## INSTRUCTION
Copy each line exactly. Drop every picture.

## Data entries
┌──
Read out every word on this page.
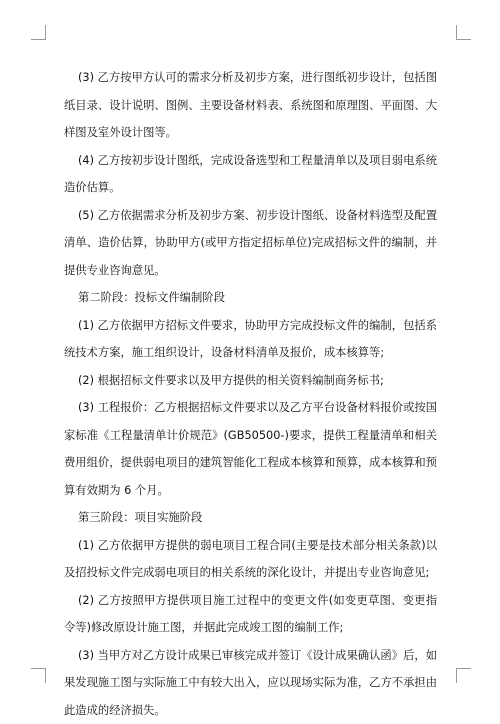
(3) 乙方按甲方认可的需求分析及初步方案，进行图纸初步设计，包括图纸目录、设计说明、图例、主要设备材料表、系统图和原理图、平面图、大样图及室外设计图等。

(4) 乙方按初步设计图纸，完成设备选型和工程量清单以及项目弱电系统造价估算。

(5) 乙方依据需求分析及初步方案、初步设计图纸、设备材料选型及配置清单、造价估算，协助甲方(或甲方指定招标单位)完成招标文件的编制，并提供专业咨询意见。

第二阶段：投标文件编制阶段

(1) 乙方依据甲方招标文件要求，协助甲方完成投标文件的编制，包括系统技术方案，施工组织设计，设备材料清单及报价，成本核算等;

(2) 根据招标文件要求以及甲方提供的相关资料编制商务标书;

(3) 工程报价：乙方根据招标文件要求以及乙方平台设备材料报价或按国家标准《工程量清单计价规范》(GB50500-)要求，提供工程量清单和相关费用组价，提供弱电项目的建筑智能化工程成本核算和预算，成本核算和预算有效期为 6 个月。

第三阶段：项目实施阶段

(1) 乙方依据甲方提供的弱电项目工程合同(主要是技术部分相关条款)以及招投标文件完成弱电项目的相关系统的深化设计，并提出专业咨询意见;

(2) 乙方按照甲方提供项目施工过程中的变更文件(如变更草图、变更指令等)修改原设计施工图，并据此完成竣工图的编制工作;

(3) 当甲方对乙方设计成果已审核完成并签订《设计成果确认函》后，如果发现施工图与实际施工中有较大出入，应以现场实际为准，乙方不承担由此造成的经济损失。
└──
## EXERCISE RESPONSE
Read out every word on this page.
(3) 乙方按甲方认可的需求分析及初步方案，进行图纸初步设计，包括图纸目录、设计说明、图例、主要设备材料表、系统图和原理图、平面图、大样图及室外设计图等。

(4) 乙方按初步设计图纸，完成设备选型和工程量清单以及项目弱电系统造价估算。

(5) 乙方依据需求分析及初步方案、初步设计图纸、设备材料选型及配置清单、造价估算，协助甲方(或甲方指定招标单位)完成招标文件的编制，并提供专业咨询意见。

第二阶段：投标文件编制阶段

(1) 乙方依据甲方招标文件要求，协助甲方完成投标文件的编制，包括系统技术方案，施工组织设计，设备材料清单及报价，成本核算等;

(2) 根据招标文件要求以及甲方提供的相关资料编制商务标书;

(3) 工程报价：乙方根据招标文件要求以及乙方平台设备材料报价或按国家标准《工程量清单计价规范》(GB50500-)要求，提供工程量清单和相关费用组价，提供弱电项目的建筑智能化工程成本核算和预算，成本核算和预算有效期为 6 个月。

第三阶段：项目实施阶段

(1) 乙方依据甲方提供的弱电项目工程合同(主要是技术部分相关条款)以及招投标文件完成弱电项目的相关系统的深化设计，并提出专业咨询意见;

(2) 乙方按照甲方提供项目施工过程中的变更文件(如变更草图、变更指令等)修改原设计施工图，并据此完成竣工图的编制工作;

(3) 当甲方对乙方设计成果已审核完成并签订《设计成果确认函》后，如果发现施工图与实际施工中有较大出入，应以现场实际为准，乙方不承担由此造成的经济损失。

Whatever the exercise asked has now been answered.